> _JOB_
Omit the images, then print each record below exactly as it reads.
--- START OF DATA FOR THIS TASK ---
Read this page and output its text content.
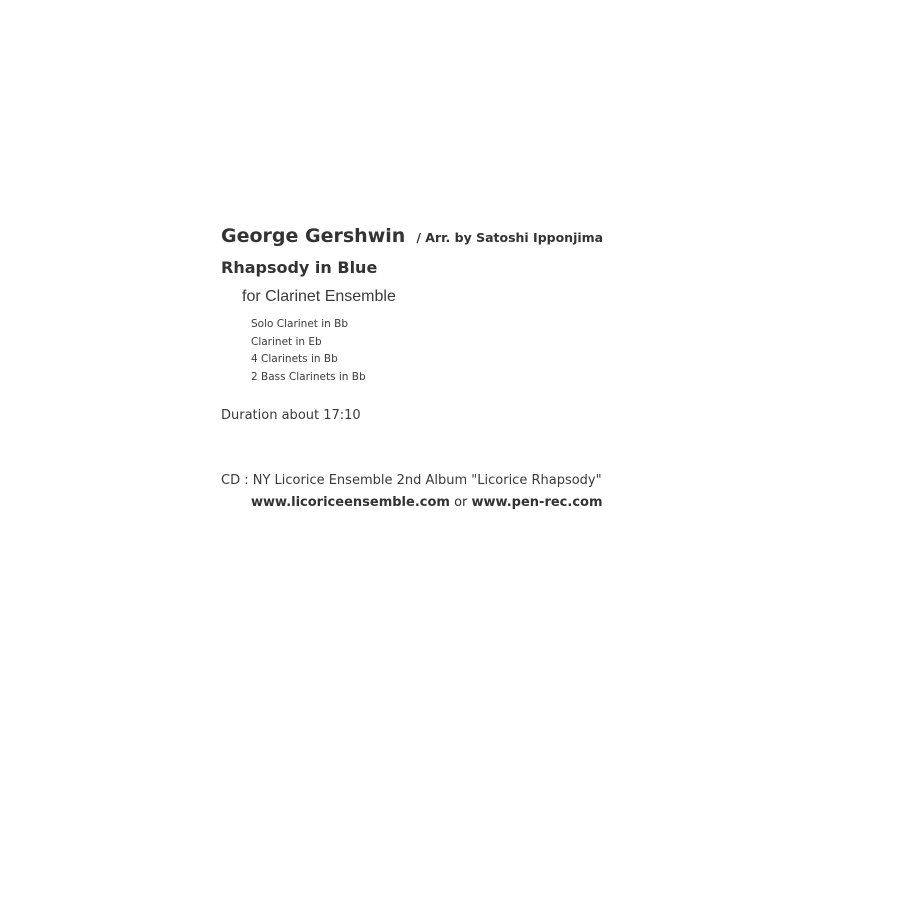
George Gershwin / Arr. by Satoshi Ipponjima
Rhapsody in Blue
for Clarinet Ensemble
Solo Clarinet in Bb
Clarinet in Eb
4 Clarinets in Bb
2 Bass Clarinets in Bb
Duration about 17:10
CD : NY Licorice Ensemble 2nd Album "Licorice Rhapsody"
www.licoriceensemble.com or www.pen-rec.com
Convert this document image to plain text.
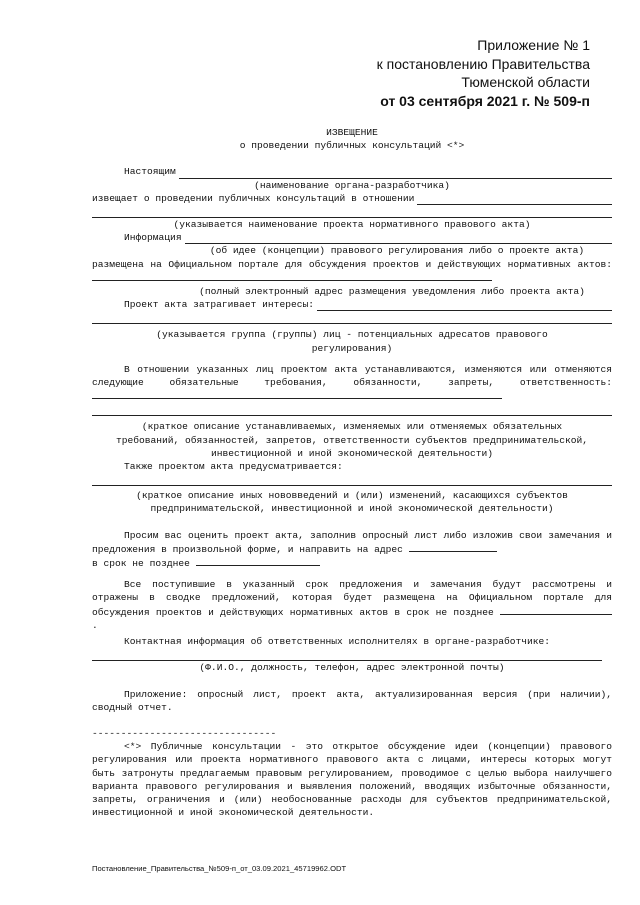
Приложение № 1
к постановлению Правительства
Тюменской области
от 03 сентября 2021 г. № 509-п
ИЗВЕЩЕНИЕ
о проведении публичных консультаций <*>
Настоящим
(наименование органа-разработчика)
извещает о проведении публичных консультаций в отношении
(указывается наименование проекта нормативного правового акта)
Информация
(об идее (концепции) правового регулирования либо о проекте акта)
размещена на Официальном портале для обсуждения проектов и действующих нормативных актов:
(полный электронный адрес размещения уведомления либо проекта акта)
Проект акта затрагивает интересы:
(указывается группа (группы) лиц - потенциальных адресатов правового регулирования)
В отношении указанных лиц проектом акта устанавливаются, изменяются или отменяются следующие обязательные требования, обязанности, запреты, ответственность:
(краткое описание устанавливаемых, изменяемых или отменяемых обязательных требований, обязанностей, запретов, ответственности субъектов предпринимательской, инвестиционной и иной экономической деятельности)
Также проектом акта предусматривается:
(краткое описание иных нововведений и (или) изменений, касающихся субъектов предпринимательской, инвестиционной и иной экономической деятельности)
Просим вас оценить проект акта, заполнив опросный лист либо изложив свои замечания и предложения в произвольной форме, и направить на адрес
в срок не позднее
Все поступившие в указанный срок предложения и замечания будут рассмотрены и отражены в сводке предложений, которая будет размещена на Официальном портале для обсуждения проектов и действующих нормативных актов в срок не позднее .
Контактная информация об ответственных исполнителях в органе-разработчике:
(Ф.И.О., должность, телефон, адрес электронной почты)
Приложение: опросный лист, проект акта, актуализированная версия (при наличии), сводный отчет.
--------------------------------
<*> Публичные консультации - это открытое обсуждение идеи (концепции) правового регулирования или проекта нормативного правового акта с лицами, интересы которых могут быть затронуты предлагаемым правовым регулированием, проводимое с целью выбора наилучшего варианта правового регулирования и выявления положений, вводящих избыточные обязанности, запреты, ограничения и (или) необоснованные расходы для субъектов предпринимательской, инвестиционной и иной экономической деятельности.
Постановление_Правительства_№509-п_от_03.09.2021_45719962.ODT
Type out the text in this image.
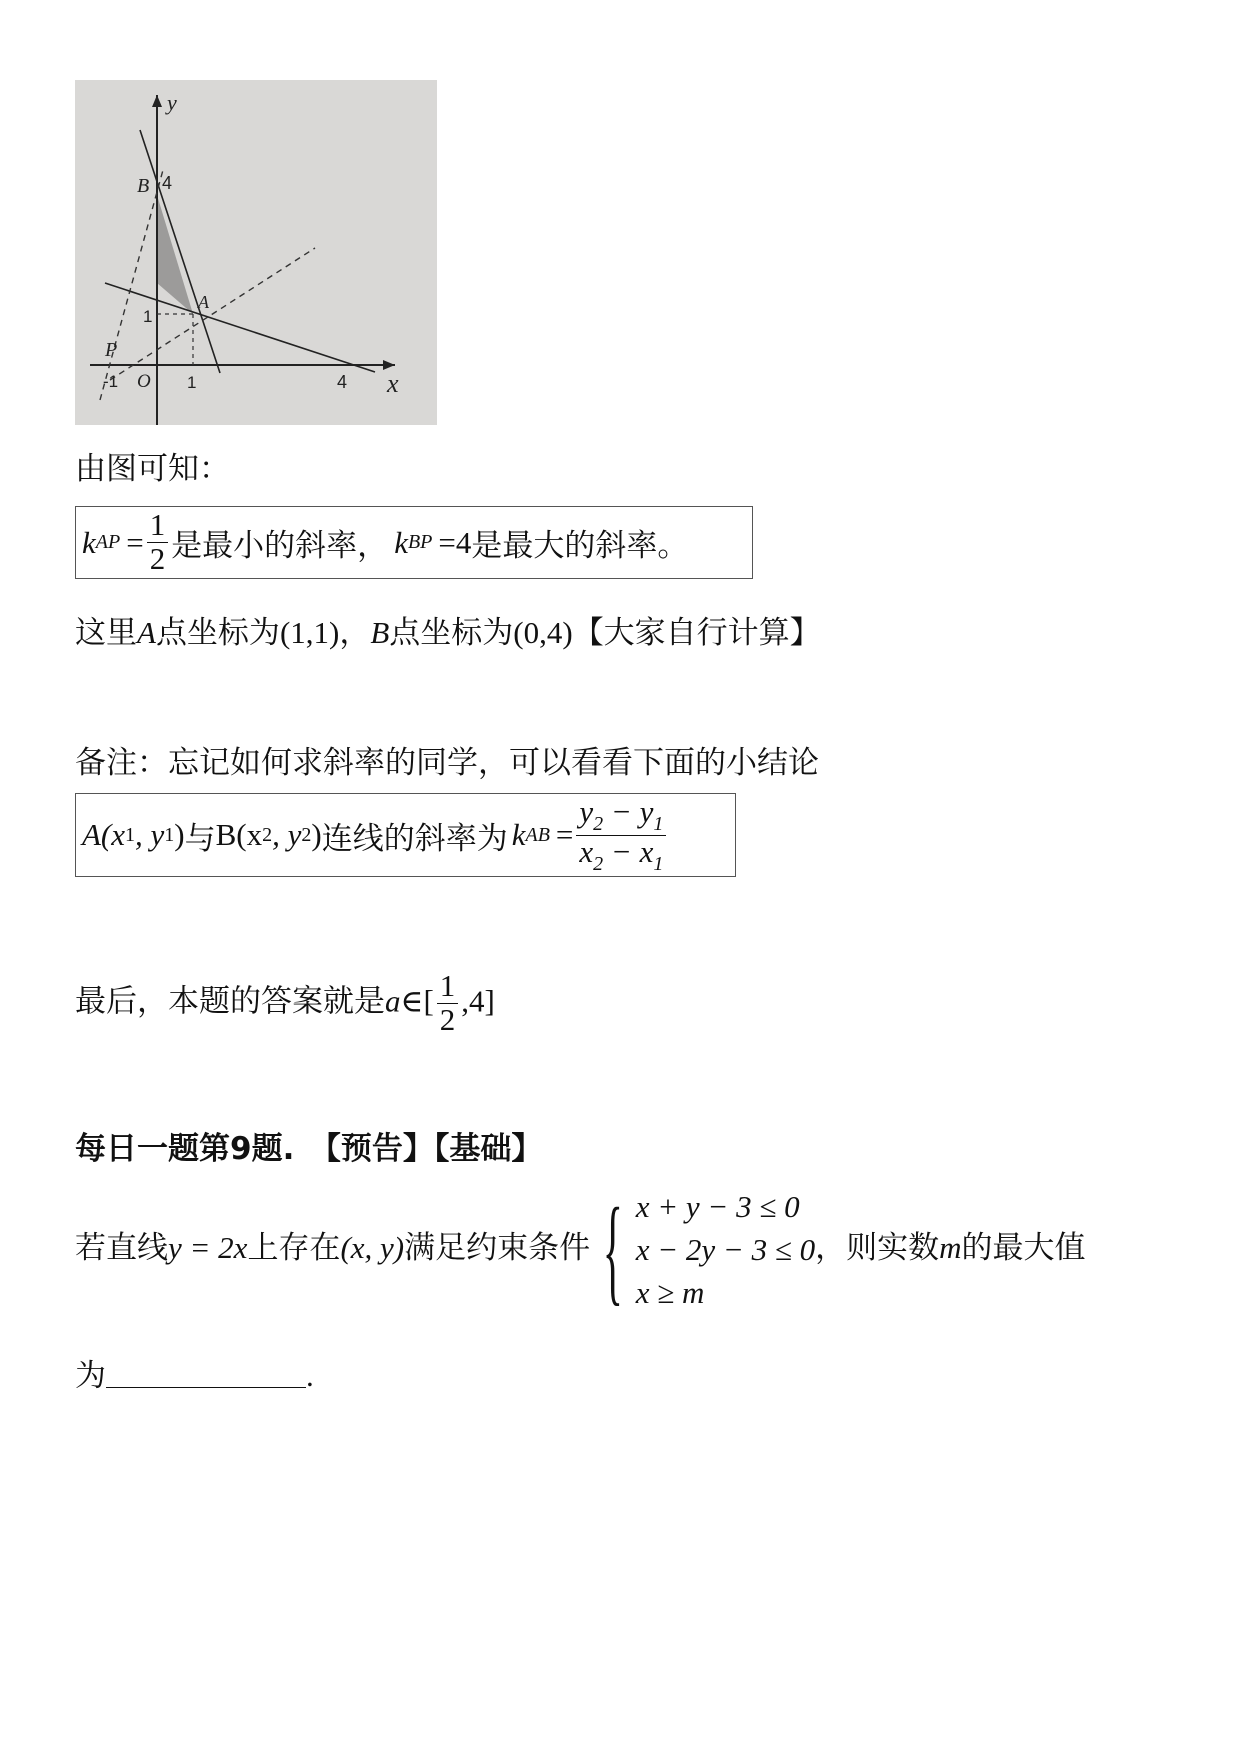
y
x
B 4
A
1
P
-1 O 1	4
由图可知：
k AP = $\frac{1}{2}$ 是最小的斜率， k BP =4 是最大的斜率。
这里A点坐标为(1,1)，B点坐标为(0,4)【大家自行计算】
备注：忘记如何求斜率的同学，可以看看下面的小结论
A(x 1 , y 1 ) 与 B(x 2 , y 2 ) 连线的斜率为 k AB = $\frac{y_2 - y_1}{x_2 - x_1}$
最后，本题的答案就是a∈[ $\frac{1}{2} ,4$]
每日一题第9题.　【预告】【基础】
若直线y = 2x上存在(x, y)满足约束条件 { x + y − 3 ≤ 0
x − 2y − 3 ≤ 0
x ≥ m
，则实数m的最大值
为	.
--- END OF DATA FOR THIS TASK ---
> _FINISHED EXERCISE_
Read this page and output its text content.
George Gershwin / Arr. by Satoshi Ipponjima
Rhapsody in Blue
for Clarinet Ensemble
Solo Clarinet in Bb
Clarinet in Eb
4 Clarinets in Bb
2 Bass Clarinets in Bb
Duration about 17:10
CD : NY Licorice Ensemble 2nd Album "Licorice Rhapsody"
www.licoriceensemble.com or www.pen-rec.com
Convert this document image to plain text.
Приложение № 1
к постановлению Правительства
Тюменской области
от 03 сентября 2021 г. № 509-п
ИЗВЕЩЕНИЕ
о проведении публичных консультаций <*>
Настоящим
(наименование органа-разработчика)
извещает о проведении публичных консультаций в отношении
(указывается наименование проекта нормативного правового акта)
Информация
(об идее (концепции) правового регулирования либо о проекте акта)
размещена на Официальном портале для обсуждения проектов и действующих нормативных актов:
(полный электронный адрес размещения уведомления либо проекта акта)
Проект акта затрагивает интересы:
(указывается группа (группы) лиц - потенциальных адресатов правового регулирования)
В отношении указанных лиц проектом акта устанавливаются, изменяются или отменяются следующие обязательные требования, обязанности, запреты, ответственность:
(краткое описание устанавливаемых, изменяемых или отменяемых обязательных требований, обязанностей, запретов, ответственности субъектов предпринимательской, инвестиционной и иной экономической деятельности)
Также проектом акта предусматривается:
(краткое описание иных нововведений и (или) изменений, касающихся субъектов предпринимательской, инвестиционной и иной экономической деятельности)
Просим вас оценить проект акта, заполнив опросный лист либо изложив свои замечания и предложения в произвольной форме, и направить на адрес
в срок не позднее
Все поступившие в указанный срок предложения и замечания будут рассмотрены и отражены в сводке предложений, которая будет размещена на Официальном портале для обсуждения проектов и действующих нормативных актов в срок не позднее .
Контактная информация об ответственных исполнителях в органе-разработчике:
(Ф.И.О., должность, телефон, адрес электронной почты)
Приложение: опросный лист, проект акта, актуализированная версия (при наличии), сводный отчет.
--------------------------------
<*> Публичные консультации - это открытое обсуждение идеи (концепции) правового регулирования или проекта нормативного правового акта с лицами, интересы которых могут быть затронуты предлагаемым правовым регулированием, проводимое с целью выбора наилучшего варианта правового регулирования и выявления положений, вводящих избыточные обязанности, запреты, ограничения и (или) необоснованные расходы для субъектов предпринимательской, инвестиционной и иной экономической деятельности.
Постановление_Правительства_№509-п_от_03.09.2021_45719962.ODT
Type out the text in this image.
y
x
B 4
A
1
P
-1 O 1	4
由图可知：
k AP = $\frac{1}{2}$ 是最小的斜率， k BP =4 是最大的斜率。
这里A点坐标为(1,1)，B点坐标为(0,4)【大家自行计算】
备注：忘记如何求斜率的同学，可以看看下面的小结论
A(x 1 , y 1 ) 与 B(x 2 , y 2 ) 连线的斜率为 k AB = $\frac{y_2 - y_1}{x_2 - x_1}$
最后，本题的答案就是a∈[ $\frac{1}{2} ,4$]
每日一题第9题.　【预告】【基础】
若直线y = 2x上存在(x, y)满足约束条件 { x + y − 3 ≤ 0
x − 2y − 3 ≤ 0
x ≥ m
，则实数m的最大值
为	.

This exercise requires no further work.